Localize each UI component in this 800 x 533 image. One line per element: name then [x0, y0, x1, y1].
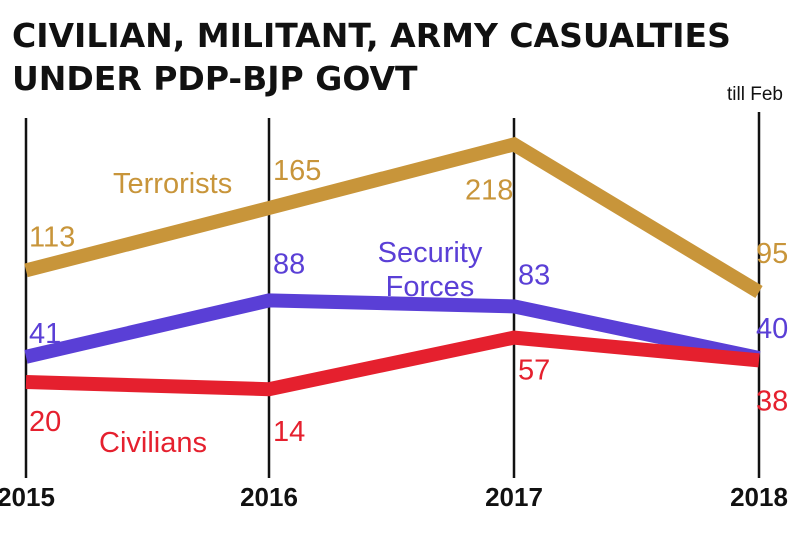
value-label: 14: [273, 416, 305, 448]
series-line-terrorists: [24, 136, 763, 298]
year-label: 2018: [730, 482, 788, 512]
value-label: 38: [756, 385, 788, 417]
year-labels: 2015 2016 2017 2018: [0, 482, 788, 512]
value-label: 165: [273, 155, 321, 187]
value-label: 20: [29, 406, 61, 438]
value-label: 57: [518, 355, 550, 387]
till-feb-note: till Feb: [727, 84, 783, 105]
year-label: 2016: [240, 482, 298, 512]
series-label: Civilians: [99, 427, 207, 459]
value-label: 218: [465, 174, 513, 206]
value-label: 88: [273, 248, 305, 280]
series-label: Security: [378, 237, 483, 269]
value-label: 113: [29, 221, 75, 253]
value-label: 83: [518, 259, 550, 291]
series-label: Forces: [386, 271, 475, 303]
year-label: 2017: [485, 482, 543, 512]
series-line-civilians: [25, 330, 760, 397]
value-label: 40: [756, 313, 788, 345]
series-label: Terrorists: [113, 168, 232, 200]
chart-title-line-2: UNDER PDP-BJP GOVT: [12, 59, 418, 98]
value-labels: 113 165 218 95 41 88 83 40 20 14 57 38: [29, 155, 788, 448]
series-lines: [24, 136, 763, 397]
value-label: 41: [29, 318, 61, 350]
year-label: 2015: [0, 482, 55, 512]
series-line-security-forces: [24, 293, 761, 365]
chart-title-line-1: CIVILIAN, MILITANT, ARMY CASUALTIES: [12, 16, 731, 55]
year-gridlines: [24, 112, 761, 478]
value-label: 95: [756, 238, 788, 270]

━━━━━━━━

REQUIREMENTS:
Return every line of the records above character for character, omitting the pictures.

RESPONSE TO THE TASK:
Localize each UI component in this 800 x 533 image. One line per element: name then [x0, y0, x1, y1].
value-label: 14: [273, 416, 305, 448]
series-line-terrorists: [24, 136, 763, 298]
year-label: 2018: [730, 482, 788, 512]
value-label: 38: [756, 385, 788, 417]
year-labels: 2015 2016 2017 2018: [0, 482, 788, 512]
value-label: 165: [273, 155, 321, 187]
value-label: 20: [29, 406, 61, 438]
value-label: 57: [518, 355, 550, 387]
till-feb-note: till Feb: [727, 84, 783, 105]
year-label: 2016: [240, 482, 298, 512]
series-label: Civilians: [99, 427, 207, 459]
value-label: 218: [465, 174, 513, 206]
value-label: 88: [273, 248, 305, 280]
series-label: Security: [378, 237, 483, 269]
value-label: 113: [29, 221, 75, 253]
value-label: 83: [518, 259, 550, 291]
series-label: Forces: [386, 271, 475, 303]
year-label: 2017: [485, 482, 543, 512]
series-line-civilians: [25, 330, 760, 397]
value-label: 40: [756, 313, 788, 345]
series-label: Terrorists: [113, 168, 232, 200]
chart-title-line-2: UNDER PDP-BJP GOVT: [12, 59, 418, 98]
value-labels: 113 165 218 95 41 88 83 40 20 14 57 38: [29, 155, 788, 448]
series-lines: [24, 136, 763, 397]
value-label: 41: [29, 318, 61, 350]
year-label: 2015: [0, 482, 55, 512]
series-line-security-forces: [24, 293, 761, 365]
chart-title-line-1: CIVILIAN, MILITANT, ARMY CASUALTIES: [12, 16, 731, 55]
year-gridlines: [24, 112, 761, 478]
value-label: 95: [756, 238, 788, 270]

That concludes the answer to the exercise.